Retype each record below word for word. Leave the pictures out.

━━━━━━━━━━━━━━━━━━━━━━━━━━━━━━

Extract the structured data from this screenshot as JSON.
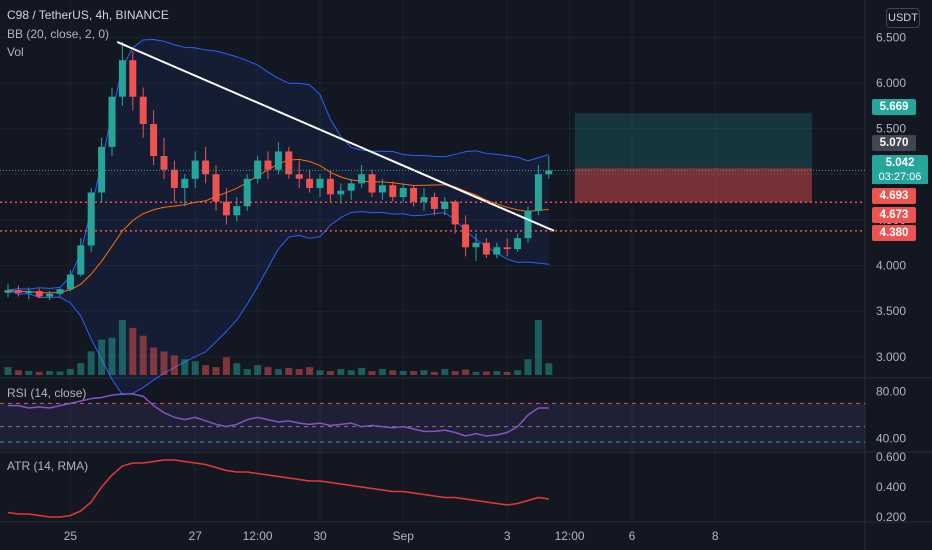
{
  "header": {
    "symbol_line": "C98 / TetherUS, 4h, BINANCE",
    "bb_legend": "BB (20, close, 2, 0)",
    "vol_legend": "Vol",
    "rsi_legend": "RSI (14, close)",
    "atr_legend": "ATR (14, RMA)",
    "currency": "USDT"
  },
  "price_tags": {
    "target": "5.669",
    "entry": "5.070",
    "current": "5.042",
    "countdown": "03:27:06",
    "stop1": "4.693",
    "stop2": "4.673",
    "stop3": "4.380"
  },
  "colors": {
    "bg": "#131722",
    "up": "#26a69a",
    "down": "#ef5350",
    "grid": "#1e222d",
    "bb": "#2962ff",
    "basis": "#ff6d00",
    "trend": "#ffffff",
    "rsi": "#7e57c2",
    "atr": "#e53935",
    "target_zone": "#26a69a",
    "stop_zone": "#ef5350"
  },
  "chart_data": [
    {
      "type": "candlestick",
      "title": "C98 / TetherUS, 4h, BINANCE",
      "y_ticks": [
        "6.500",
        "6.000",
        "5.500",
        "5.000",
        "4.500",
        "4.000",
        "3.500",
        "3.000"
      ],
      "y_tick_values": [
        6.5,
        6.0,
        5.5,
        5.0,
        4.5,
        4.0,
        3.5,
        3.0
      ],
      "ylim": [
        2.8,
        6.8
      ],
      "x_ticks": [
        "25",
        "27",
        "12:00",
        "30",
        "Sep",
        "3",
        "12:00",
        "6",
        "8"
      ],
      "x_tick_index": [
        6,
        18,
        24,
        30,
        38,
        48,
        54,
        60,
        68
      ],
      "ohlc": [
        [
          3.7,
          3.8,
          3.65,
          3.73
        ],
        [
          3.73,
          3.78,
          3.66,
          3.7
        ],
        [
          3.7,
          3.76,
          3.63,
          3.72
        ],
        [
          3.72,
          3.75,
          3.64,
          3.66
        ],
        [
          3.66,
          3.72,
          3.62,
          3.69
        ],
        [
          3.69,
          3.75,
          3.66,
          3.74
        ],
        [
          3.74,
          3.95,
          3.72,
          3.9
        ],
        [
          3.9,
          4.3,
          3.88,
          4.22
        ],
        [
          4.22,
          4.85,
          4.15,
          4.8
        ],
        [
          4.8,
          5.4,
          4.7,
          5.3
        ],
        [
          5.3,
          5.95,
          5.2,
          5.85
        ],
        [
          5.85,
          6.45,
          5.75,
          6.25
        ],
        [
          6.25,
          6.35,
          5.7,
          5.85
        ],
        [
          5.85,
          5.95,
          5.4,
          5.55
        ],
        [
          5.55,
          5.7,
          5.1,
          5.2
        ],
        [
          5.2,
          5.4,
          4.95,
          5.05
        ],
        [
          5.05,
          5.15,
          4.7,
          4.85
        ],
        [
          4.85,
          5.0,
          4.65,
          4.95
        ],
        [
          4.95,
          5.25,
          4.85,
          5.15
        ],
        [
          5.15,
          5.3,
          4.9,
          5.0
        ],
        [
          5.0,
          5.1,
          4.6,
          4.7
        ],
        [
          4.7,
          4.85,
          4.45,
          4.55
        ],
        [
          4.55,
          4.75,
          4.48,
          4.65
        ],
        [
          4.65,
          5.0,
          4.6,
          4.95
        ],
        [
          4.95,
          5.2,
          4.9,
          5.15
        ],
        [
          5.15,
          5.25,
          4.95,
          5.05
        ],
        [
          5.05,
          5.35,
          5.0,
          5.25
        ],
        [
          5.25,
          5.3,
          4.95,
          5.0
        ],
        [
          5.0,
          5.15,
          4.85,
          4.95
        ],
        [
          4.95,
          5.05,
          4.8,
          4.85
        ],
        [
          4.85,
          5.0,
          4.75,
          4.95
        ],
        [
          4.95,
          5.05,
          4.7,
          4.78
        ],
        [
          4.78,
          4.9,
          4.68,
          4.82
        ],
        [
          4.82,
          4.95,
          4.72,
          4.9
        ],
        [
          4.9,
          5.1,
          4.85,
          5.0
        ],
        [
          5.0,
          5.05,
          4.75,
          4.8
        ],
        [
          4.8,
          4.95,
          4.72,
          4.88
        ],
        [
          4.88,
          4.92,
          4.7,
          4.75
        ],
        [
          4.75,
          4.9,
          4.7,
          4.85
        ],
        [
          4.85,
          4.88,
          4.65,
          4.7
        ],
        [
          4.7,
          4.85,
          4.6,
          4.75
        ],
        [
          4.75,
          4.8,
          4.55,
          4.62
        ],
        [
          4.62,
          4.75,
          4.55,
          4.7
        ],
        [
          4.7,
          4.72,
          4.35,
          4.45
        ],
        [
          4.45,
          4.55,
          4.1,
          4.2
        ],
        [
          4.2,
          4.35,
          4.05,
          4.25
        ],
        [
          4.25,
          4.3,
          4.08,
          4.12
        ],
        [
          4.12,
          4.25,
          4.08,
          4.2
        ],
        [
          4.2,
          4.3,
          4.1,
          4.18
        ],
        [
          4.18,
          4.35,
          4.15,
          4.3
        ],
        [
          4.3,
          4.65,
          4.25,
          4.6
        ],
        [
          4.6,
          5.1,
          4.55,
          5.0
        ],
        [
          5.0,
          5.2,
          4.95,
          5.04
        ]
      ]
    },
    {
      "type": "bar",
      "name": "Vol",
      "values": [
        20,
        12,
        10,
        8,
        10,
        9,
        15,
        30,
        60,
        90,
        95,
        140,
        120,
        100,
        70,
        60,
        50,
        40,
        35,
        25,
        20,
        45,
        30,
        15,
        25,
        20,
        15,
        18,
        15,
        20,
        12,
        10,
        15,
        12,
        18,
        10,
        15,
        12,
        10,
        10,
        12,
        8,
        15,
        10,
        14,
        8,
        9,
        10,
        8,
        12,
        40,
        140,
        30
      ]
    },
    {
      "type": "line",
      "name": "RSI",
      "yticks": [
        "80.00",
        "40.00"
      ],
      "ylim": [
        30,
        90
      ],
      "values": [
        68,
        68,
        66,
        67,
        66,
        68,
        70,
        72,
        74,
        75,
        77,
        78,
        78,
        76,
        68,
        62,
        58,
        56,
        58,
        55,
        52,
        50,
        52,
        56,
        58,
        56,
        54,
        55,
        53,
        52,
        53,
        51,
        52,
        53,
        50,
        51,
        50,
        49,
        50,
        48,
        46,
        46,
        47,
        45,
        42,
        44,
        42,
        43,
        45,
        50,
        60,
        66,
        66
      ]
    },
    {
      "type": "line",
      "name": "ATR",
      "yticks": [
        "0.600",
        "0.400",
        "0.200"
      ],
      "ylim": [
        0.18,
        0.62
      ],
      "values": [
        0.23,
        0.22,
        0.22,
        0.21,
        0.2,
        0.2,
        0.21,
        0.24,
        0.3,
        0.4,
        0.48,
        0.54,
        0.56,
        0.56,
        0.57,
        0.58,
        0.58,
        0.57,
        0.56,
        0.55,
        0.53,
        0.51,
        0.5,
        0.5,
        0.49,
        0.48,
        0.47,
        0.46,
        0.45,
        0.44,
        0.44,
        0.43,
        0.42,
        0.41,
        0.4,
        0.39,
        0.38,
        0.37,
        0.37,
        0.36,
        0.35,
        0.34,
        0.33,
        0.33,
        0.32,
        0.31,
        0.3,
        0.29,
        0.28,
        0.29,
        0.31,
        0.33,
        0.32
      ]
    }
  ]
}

━━━━━━━━━━━━━━━━━━━━━━━━━━━━━━

** Answer **
Extract the structured data from this screenshot as JSON.
{
  "header": {
    "symbol_line": "C98 / TetherUS, 4h, BINANCE",
    "bb_legend": "BB (20, close, 2, 0)",
    "vol_legend": "Vol",
    "rsi_legend": "RSI (14, close)",
    "atr_legend": "ATR (14, RMA)",
    "currency": "USDT"
  },
  "price_tags": {
    "target": "5.669",
    "entry": "5.070",
    "current": "5.042",
    "countdown": "03:27:06",
    "stop1": "4.693",
    "stop2": "4.673",
    "stop3": "4.380"
  },
  "colors": {
    "bg": "#131722",
    "up": "#26a69a",
    "down": "#ef5350",
    "grid": "#1e222d",
    "bb": "#2962ff",
    "basis": "#ff6d00",
    "trend": "#ffffff",
    "rsi": "#7e57c2",
    "atr": "#e53935",
    "target_zone": "#26a69a",
    "stop_zone": "#ef5350"
  },
  "chart_data": [
    {
      "type": "candlestick",
      "title": "C98 / TetherUS, 4h, BINANCE",
      "y_ticks": [
        "6.500",
        "6.000",
        "5.500",
        "5.000",
        "4.500",
        "4.000",
        "3.500",
        "3.000"
      ],
      "y_tick_values": [
        6.5,
        6.0,
        5.5,
        5.0,
        4.5,
        4.0,
        3.5,
        3.0
      ],
      "ylim": [
        2.8,
        6.8
      ],
      "x_ticks": [
        "25",
        "27",
        "12:00",
        "30",
        "Sep",
        "3",
        "12:00",
        "6",
        "8"
      ],
      "x_tick_index": [
        6,
        18,
        24,
        30,
        38,
        48,
        54,
        60,
        68
      ],
      "ohlc": [
        [
          3.7,
          3.8,
          3.65,
          3.73
        ],
        [
          3.73,
          3.78,
          3.66,
          3.7
        ],
        [
          3.7,
          3.76,
          3.63,
          3.72
        ],
        [
          3.72,
          3.75,
          3.64,
          3.66
        ],
        [
          3.66,
          3.72,
          3.62,
          3.69
        ],
        [
          3.69,
          3.75,
          3.66,
          3.74
        ],
        [
          3.74,
          3.95,
          3.72,
          3.9
        ],
        [
          3.9,
          4.3,
          3.88,
          4.22
        ],
        [
          4.22,
          4.85,
          4.15,
          4.8
        ],
        [
          4.8,
          5.4,
          4.7,
          5.3
        ],
        [
          5.3,
          5.95,
          5.2,
          5.85
        ],
        [
          5.85,
          6.45,
          5.75,
          6.25
        ],
        [
          6.25,
          6.35,
          5.7,
          5.85
        ],
        [
          5.85,
          5.95,
          5.4,
          5.55
        ],
        [
          5.55,
          5.7,
          5.1,
          5.2
        ],
        [
          5.2,
          5.4,
          4.95,
          5.05
        ],
        [
          5.05,
          5.15,
          4.7,
          4.85
        ],
        [
          4.85,
          5.0,
          4.65,
          4.95
        ],
        [
          4.95,
          5.25,
          4.85,
          5.15
        ],
        [
          5.15,
          5.3,
          4.9,
          5.0
        ],
        [
          5.0,
          5.1,
          4.6,
          4.7
        ],
        [
          4.7,
          4.85,
          4.45,
          4.55
        ],
        [
          4.55,
          4.75,
          4.48,
          4.65
        ],
        [
          4.65,
          5.0,
          4.6,
          4.95
        ],
        [
          4.95,
          5.2,
          4.9,
          5.15
        ],
        [
          5.15,
          5.25,
          4.95,
          5.05
        ],
        [
          5.05,
          5.35,
          5.0,
          5.25
        ],
        [
          5.25,
          5.3,
          4.95,
          5.0
        ],
        [
          5.0,
          5.15,
          4.85,
          4.95
        ],
        [
          4.95,
          5.05,
          4.8,
          4.85
        ],
        [
          4.85,
          5.0,
          4.75,
          4.95
        ],
        [
          4.95,
          5.05,
          4.7,
          4.78
        ],
        [
          4.78,
          4.9,
          4.68,
          4.82
        ],
        [
          4.82,
          4.95,
          4.72,
          4.9
        ],
        [
          4.9,
          5.1,
          4.85,
          5.0
        ],
        [
          5.0,
          5.05,
          4.75,
          4.8
        ],
        [
          4.8,
          4.95,
          4.72,
          4.88
        ],
        [
          4.88,
          4.92,
          4.7,
          4.75
        ],
        [
          4.75,
          4.9,
          4.7,
          4.85
        ],
        [
          4.85,
          4.88,
          4.65,
          4.7
        ],
        [
          4.7,
          4.85,
          4.6,
          4.75
        ],
        [
          4.75,
          4.8,
          4.55,
          4.62
        ],
        [
          4.62,
          4.75,
          4.55,
          4.7
        ],
        [
          4.7,
          4.72,
          4.35,
          4.45
        ],
        [
          4.45,
          4.55,
          4.1,
          4.2
        ],
        [
          4.2,
          4.35,
          4.05,
          4.25
        ],
        [
          4.25,
          4.3,
          4.08,
          4.12
        ],
        [
          4.12,
          4.25,
          4.08,
          4.2
        ],
        [
          4.2,
          4.3,
          4.1,
          4.18
        ],
        [
          4.18,
          4.35,
          4.15,
          4.3
        ],
        [
          4.3,
          4.65,
          4.25,
          4.6
        ],
        [
          4.6,
          5.1,
          4.55,
          5.0
        ],
        [
          5.0,
          5.2,
          4.95,
          5.04
        ]
      ]
    },
    {
      "type": "bar",
      "name": "Vol",
      "values": [
        20,
        12,
        10,
        8,
        10,
        9,
        15,
        30,
        60,
        90,
        95,
        140,
        120,
        100,
        70,
        60,
        50,
        40,
        35,
        25,
        20,
        45,
        30,
        15,
        25,
        20,
        15,
        18,
        15,
        20,
        12,
        10,
        15,
        12,
        18,
        10,
        15,
        12,
        10,
        10,
        12,
        8,
        15,
        10,
        14,
        8,
        9,
        10,
        8,
        12,
        40,
        140,
        30
      ]
    },
    {
      "type": "line",
      "name": "RSI",
      "yticks": [
        "80.00",
        "40.00"
      ],
      "ylim": [
        30,
        90
      ],
      "values": [
        68,
        68,
        66,
        67,
        66,
        68,
        70,
        72,
        74,
        75,
        77,
        78,
        78,
        76,
        68,
        62,
        58,
        56,
        58,
        55,
        52,
        50,
        52,
        56,
        58,
        56,
        54,
        55,
        53,
        52,
        53,
        51,
        52,
        53,
        50,
        51,
        50,
        49,
        50,
        48,
        46,
        46,
        47,
        45,
        42,
        44,
        42,
        43,
        45,
        50,
        60,
        66,
        66
      ]
    },
    {
      "type": "line",
      "name": "ATR",
      "yticks": [
        "0.600",
        "0.400",
        "0.200"
      ],
      "ylim": [
        0.18,
        0.62
      ],
      "values": [
        0.23,
        0.22,
        0.22,
        0.21,
        0.2,
        0.2,
        0.21,
        0.24,
        0.3,
        0.4,
        0.48,
        0.54,
        0.56,
        0.56,
        0.57,
        0.58,
        0.58,
        0.57,
        0.56,
        0.55,
        0.53,
        0.51,
        0.5,
        0.5,
        0.49,
        0.48,
        0.47,
        0.46,
        0.45,
        0.44,
        0.44,
        0.43,
        0.42,
        0.41,
        0.4,
        0.39,
        0.38,
        0.37,
        0.37,
        0.36,
        0.35,
        0.34,
        0.33,
        0.33,
        0.32,
        0.31,
        0.3,
        0.29,
        0.28,
        0.29,
        0.31,
        0.33,
        0.32
      ]
    }
  ]
}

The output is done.